Saved data entries
━━━━━━
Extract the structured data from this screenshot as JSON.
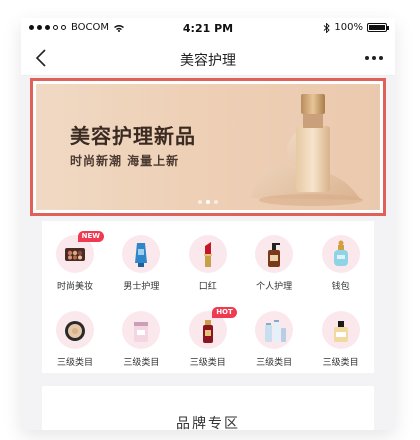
{
  "status_bar": {
    "carrier": "BOCOM",
    "time": "4:21 PM",
    "battery": "100%",
    "battery_level": 1.0
  },
  "nav": {
    "title": "美容护理"
  },
  "banner": {
    "title": "美容护理新品",
    "subtitle": "时尚新潮 海量上新",
    "pages": 3,
    "active_page": 1
  },
  "categories": [
    {
      "label": "时尚美妆",
      "icon": "eyeshadow-palette-icon",
      "badge": "NEW"
    },
    {
      "label": "男士护理",
      "icon": "mens-tube-icon",
      "badge": ""
    },
    {
      "label": "口红",
      "icon": "lipstick-icon",
      "badge": ""
    },
    {
      "label": "个人护理",
      "icon": "pump-bottle-icon",
      "badge": ""
    },
    {
      "label": "钱包",
      "icon": "perfume-bottle-icon",
      "badge": ""
    },
    {
      "label": "三级类目",
      "icon": "compact-powder-icon",
      "badge": ""
    },
    {
      "label": "三级类目",
      "icon": "cream-jar-icon",
      "badge": ""
    },
    {
      "label": "三级类目",
      "icon": "serum-bottle-icon",
      "badge": "HOT"
    },
    {
      "label": "三级类目",
      "icon": "skincare-set-icon",
      "badge": ""
    },
    {
      "label": "三级类目",
      "icon": "perfume-gold-icon",
      "badge": ""
    }
  ],
  "brand_section": {
    "title": "品牌专区"
  },
  "colors": {
    "highlight_border": "#e0605a",
    "badge": "#ee3b52",
    "icon_bg": "#fbe8ec"
  }
}
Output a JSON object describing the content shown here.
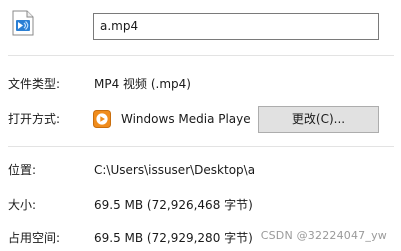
{
  "file": {
    "icon": "video-file-icon",
    "name": "a.mp4"
  },
  "properties": {
    "type_label": "文件类型:",
    "type_value": "MP4 视频 (.mp4)",
    "opens_with_label": "打开方式:",
    "opens_with_icon": "windows-media-player-icon",
    "opens_with_app": "Windows Media Playe",
    "change_button": "更改(C)...",
    "location_label": "位置:",
    "location_value": "C:\\Users\\issuser\\Desktop\\a",
    "size_label": "大小:",
    "size_value": "69.5 MB (72,926,468 字节)",
    "size_on_disk_label": "占用空间:",
    "size_on_disk_value": "69.5 MB (72,929,280 字节)"
  },
  "watermark": "CSDN @32224047_yw",
  "colors": {
    "wmp_orange": "#f08c1c",
    "file_icon_blue": "#2a7fd4",
    "button_face": "#e1e1e1"
  }
}
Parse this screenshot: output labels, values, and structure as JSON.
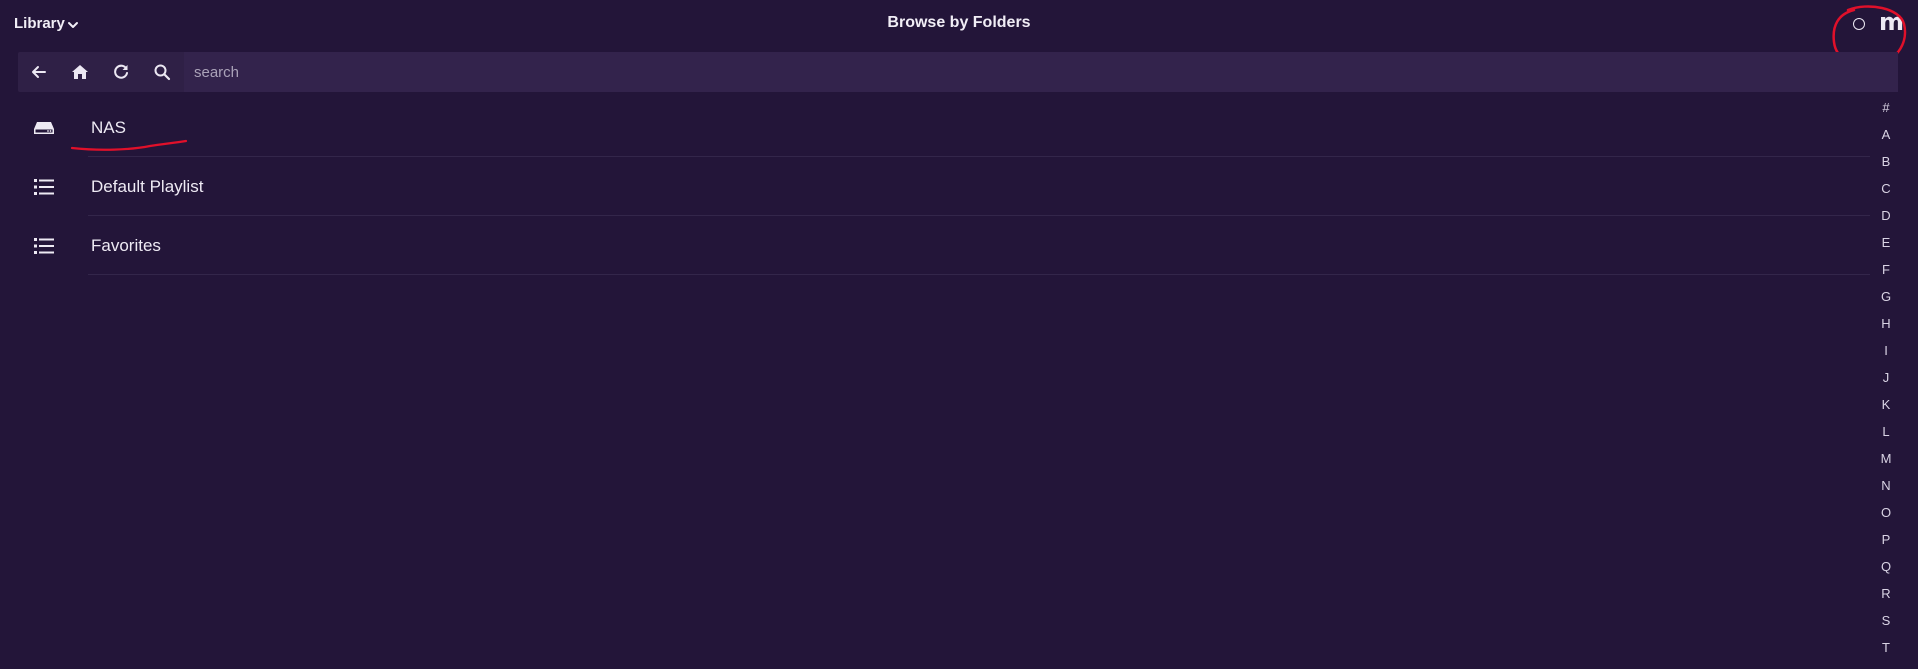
{
  "header": {
    "library_label": "Library",
    "title": "Browse by Folders",
    "logo_text": "m"
  },
  "toolbar": {
    "search_placeholder": "search",
    "search_value": ""
  },
  "items": [
    {
      "label": "NAS",
      "icon": "drive-icon"
    },
    {
      "label": "Default Playlist",
      "icon": "list-icon"
    },
    {
      "label": "Favorites",
      "icon": "list-icon"
    }
  ],
  "alphabet": [
    "#",
    "A",
    "B",
    "C",
    "D",
    "E",
    "F",
    "G",
    "H",
    "I",
    "J",
    "K",
    "L",
    "M",
    "N",
    "O",
    "P",
    "Q",
    "R",
    "S",
    "T"
  ],
  "colors": {
    "background": "#231539",
    "toolbar": "#2f2046",
    "text": "#eeeaf4",
    "annotation": "#e0102a"
  }
}
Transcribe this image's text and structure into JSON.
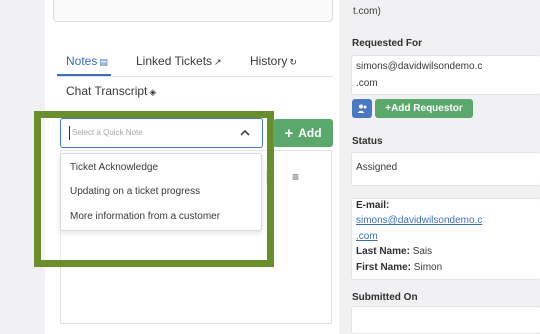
{
  "tabs": {
    "notes": "Notes",
    "linked_tickets": "Linked Tickets",
    "history": "History",
    "chat_transcript": "Chat Transcript"
  },
  "quick_note": {
    "placeholder": "Select a Quick Note",
    "options": [
      "Ticket Acknowledge",
      "Updating on a ticket progress",
      "More information from a customer"
    ]
  },
  "add_button": {
    "label": "Add"
  },
  "requester": {
    "prev_fragment": "t.com)",
    "label": "Requested For",
    "email_line1": "simons@davidwilsondemo.c",
    "email_line2": ".com",
    "add_requestor": "+Add Requestor"
  },
  "status": {
    "label": "Status",
    "value": "Assigned"
  },
  "contact": {
    "email_label": "E-mail:",
    "email_line1": "simons@davidwilsondemo.c",
    "email_line2": ".com",
    "last_name_label": "Last Name:",
    "last_name": "Sais",
    "first_name_label": "First Name:",
    "first_name": "Simon"
  },
  "submitted": {
    "label": "Submitted On"
  },
  "colors": {
    "highlight": "#6a8d2e",
    "accent_blue": "#3d6fb6",
    "button_green": "#5aa86b"
  }
}
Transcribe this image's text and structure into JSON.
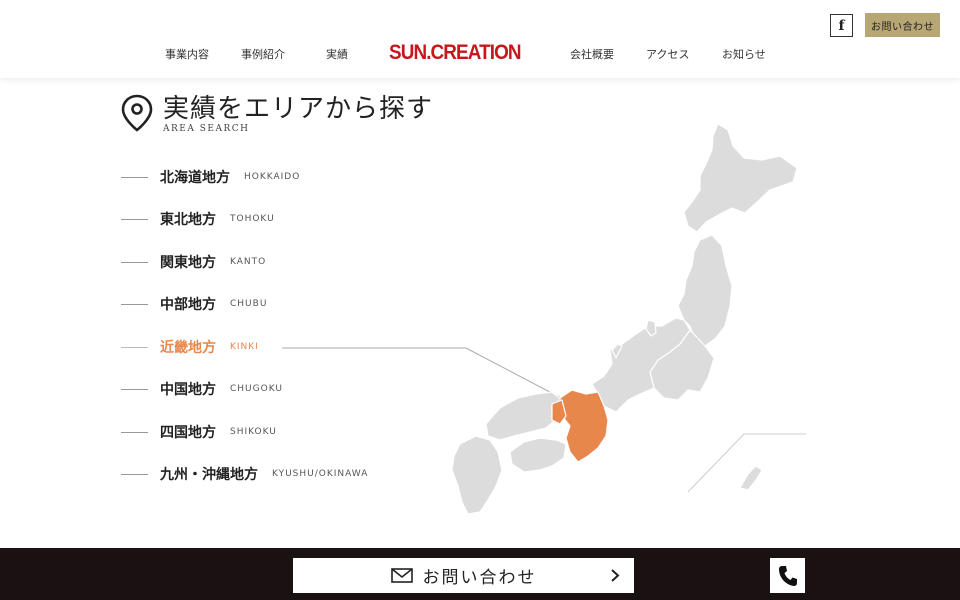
{
  "header": {
    "facebook_label": "f",
    "contact_label": "お問い合わせ",
    "logo": "SUN.CREATION",
    "nav": [
      "事業内容",
      "事例紹介",
      "実績",
      "会社概要",
      "アクセス",
      "お知らせ"
    ]
  },
  "section": {
    "title": "実績をエリアから探す",
    "subtitle": "AREA SEARCH",
    "icon": "map-pin-icon"
  },
  "regions": [
    {
      "jp": "北海道地方",
      "en": "HOKKAIDO"
    },
    {
      "jp": "東北地方",
      "en": "TOHOKU"
    },
    {
      "jp": "関東地方",
      "en": "KANTO"
    },
    {
      "jp": "中部地方",
      "en": "CHUBU"
    },
    {
      "jp": "近畿地方",
      "en": "KINKI"
    },
    {
      "jp": "中国地方",
      "en": "CHUGOKU"
    },
    {
      "jp": "四国地方",
      "en": "SHIKOKU"
    },
    {
      "jp": "九州・沖縄地方",
      "en": "KYUSHU/OKINAWA"
    }
  ],
  "active_region": "KINKI",
  "colors": {
    "accent": "#e8874c",
    "map_gray": "#dcdcdc",
    "logo_red": "#c8161d",
    "gold": "#b8a675",
    "footer_bg": "#1a1212"
  },
  "footer": {
    "contact_label": "お問い合わせ",
    "mail_icon": "mail-icon",
    "chevron_icon": "chevron-right-icon",
    "phone_icon": "phone-icon"
  }
}
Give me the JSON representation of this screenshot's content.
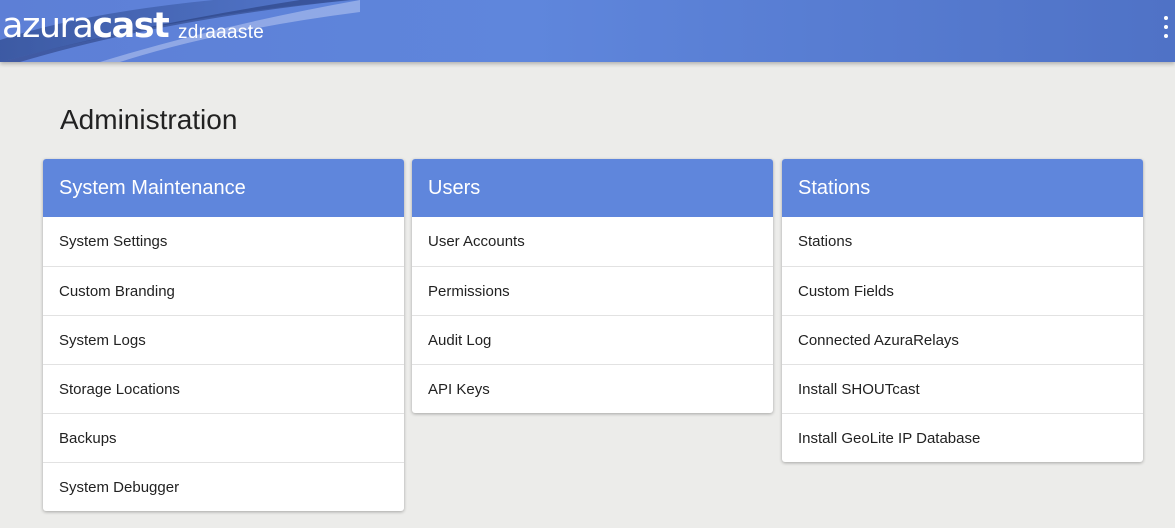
{
  "header": {
    "logo_light": "azura",
    "logo_bold": "cast",
    "instance_name": "zdraaaste"
  },
  "page_title": "Administration",
  "colors": {
    "header_blue": "#5f86dc",
    "background": "#ececea"
  },
  "panels": [
    {
      "title": "System Maintenance",
      "items": [
        "System Settings",
        "Custom Branding",
        "System Logs",
        "Storage Locations",
        "Backups",
        "System Debugger"
      ]
    },
    {
      "title": "Users",
      "items": [
        "User Accounts",
        "Permissions",
        "Audit Log",
        "API Keys"
      ]
    },
    {
      "title": "Stations",
      "items": [
        "Stations",
        "Custom Fields",
        "Connected AzuraRelays",
        "Install SHOUTcast",
        "Install GeoLite IP Database"
      ]
    }
  ]
}
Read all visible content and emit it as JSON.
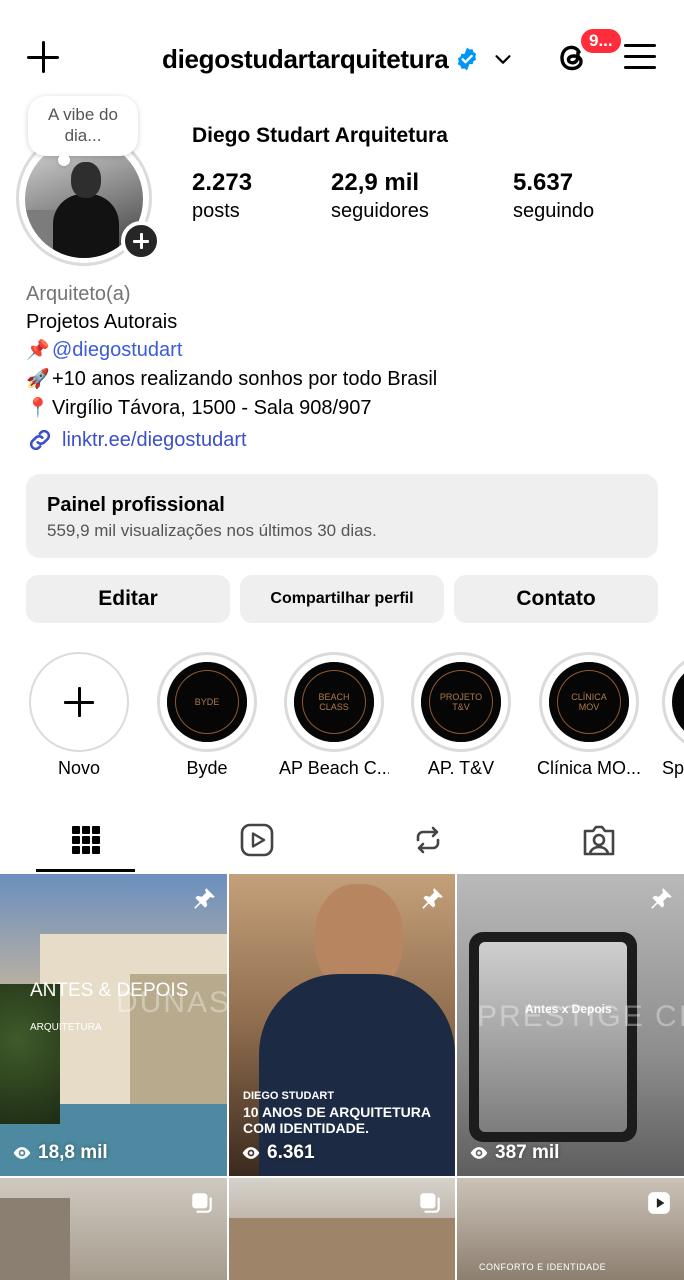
{
  "header": {
    "username": "diegostudartarquitetura",
    "notif_badge": "9..."
  },
  "profile": {
    "note": "A vibe do dia...",
    "full_name": "Diego Studart Arquitetura",
    "stats": [
      {
        "num": "2.273",
        "label": "posts"
      },
      {
        "num": "22,9 mil",
        "label": "seguidores"
      },
      {
        "num": "5.637",
        "label": "seguindo"
      }
    ],
    "category": "Arquiteto(a)",
    "bio_lines": [
      {
        "emoji": "",
        "text": "Projetos Autorais"
      },
      {
        "emoji": "📌",
        "text": "@diegostudart"
      },
      {
        "emoji": "🚀",
        "text": "+10 anos realizando sonhos por todo Brasil"
      },
      {
        "emoji": "📍",
        "text": "Virgílio Távora, 1500 - Sala 908/907"
      }
    ],
    "link": "linktr.ee/diegostudart"
  },
  "pro_panel": {
    "title": "Painel profissional",
    "subtitle": "559,9 mil visualizações nos últimos 30 dias."
  },
  "actions": {
    "edit": "Editar",
    "share": "Compartilhar perfil",
    "contact": "Contato"
  },
  "highlights": [
    {
      "label": "Novo",
      "cover": ""
    },
    {
      "label": "Byde",
      "cover": "BYDE"
    },
    {
      "label": "AP Beach C...",
      "cover": "BEACH CLASS"
    },
    {
      "label": "AP. T&V",
      "cover": "PROJETO T&V"
    },
    {
      "label": "Clínica MO...",
      "cover": "CLÍNICA MOV"
    },
    {
      "label": "Sp",
      "cover": ""
    }
  ],
  "tabs": [
    "grid-icon",
    "reels-icon",
    "reposts-icon",
    "tagged-icon"
  ],
  "posts": [
    {
      "views": "18,8 mil",
      "title": "ANTES & DEPOIS",
      "sub": "ARQUITETURA",
      "watermark": "DUNAS"
    },
    {
      "views": "6.361",
      "kicker": "DIEGO STUDART",
      "headline": "10 ANOS DE ARQUITETURA COM IDENTIDADE."
    },
    {
      "views": "387 mil",
      "caption": "Antes x Depois",
      "watermark": "PRESTIGE CIT"
    },
    {
      "caption": ""
    },
    {
      "caption": ""
    },
    {
      "caption": "CONFORTO E IDENTIDADE"
    }
  ],
  "colors": {
    "verified": "#0095f6",
    "badge": "#ff2d3b",
    "link": "#3b4fc8",
    "panel_bg": "#efefef"
  }
}
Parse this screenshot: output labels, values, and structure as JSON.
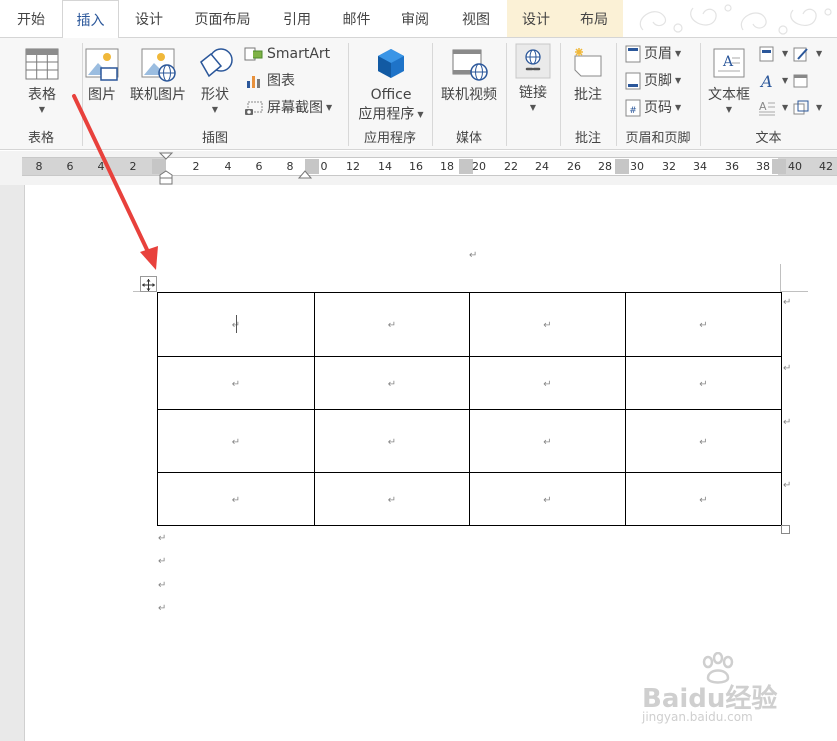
{
  "tabs": [
    "开始",
    "插入",
    "设计",
    "页面布局",
    "引用",
    "邮件",
    "审阅",
    "视图",
    "设计",
    "布局"
  ],
  "ribbon": {
    "groups": {
      "table": "表格",
      "illustrations": "插图",
      "apps": "应用程序",
      "media": "媒体",
      "comments": "批注",
      "header_footer": "页眉和页脚",
      "text": "文本"
    },
    "buttons": {
      "table": "表格",
      "picture": "图片",
      "online_picture": "联机图片",
      "shapes": "形状",
      "smartart": "SmartArt",
      "chart": "图表",
      "screenshot": "屏幕截图",
      "office_apps_line1": "Office",
      "office_apps_line2": "应用程序",
      "online_video": "联机视频",
      "link": "链接",
      "comment": "批注",
      "header": "页眉",
      "footer": "页脚",
      "page_number": "页码",
      "textbox": "文本框"
    }
  },
  "ruler_numbers": [
    "8",
    "6",
    "4",
    "2",
    "2",
    "4",
    "6",
    "8",
    "0",
    "12",
    "14",
    "16",
    "18",
    "20",
    "22",
    "24",
    "26",
    "28",
    "30",
    "32",
    "34",
    "36",
    "38",
    "40",
    "42"
  ],
  "paragraph_mark": "↵",
  "table": {
    "rows": 4,
    "cols": 4
  },
  "watermark": {
    "brand": "Baidu经验",
    "url": "jingyan.baidu.com"
  },
  "colors": {
    "accent": "#2b579a",
    "arrow": "#e8413c",
    "context_tab": "#fbf1d6"
  }
}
━━━━━━
◆ Exercise aim ◆
Scan the records above for the string "IDENTIDADE", then report every line that contains it.

◆ Problem solution ◆
      "headline": "10 ANOS DE ARQUITETURA COM IDENTIDADE."
      "caption": "CONFORTO E IDENTIDADE"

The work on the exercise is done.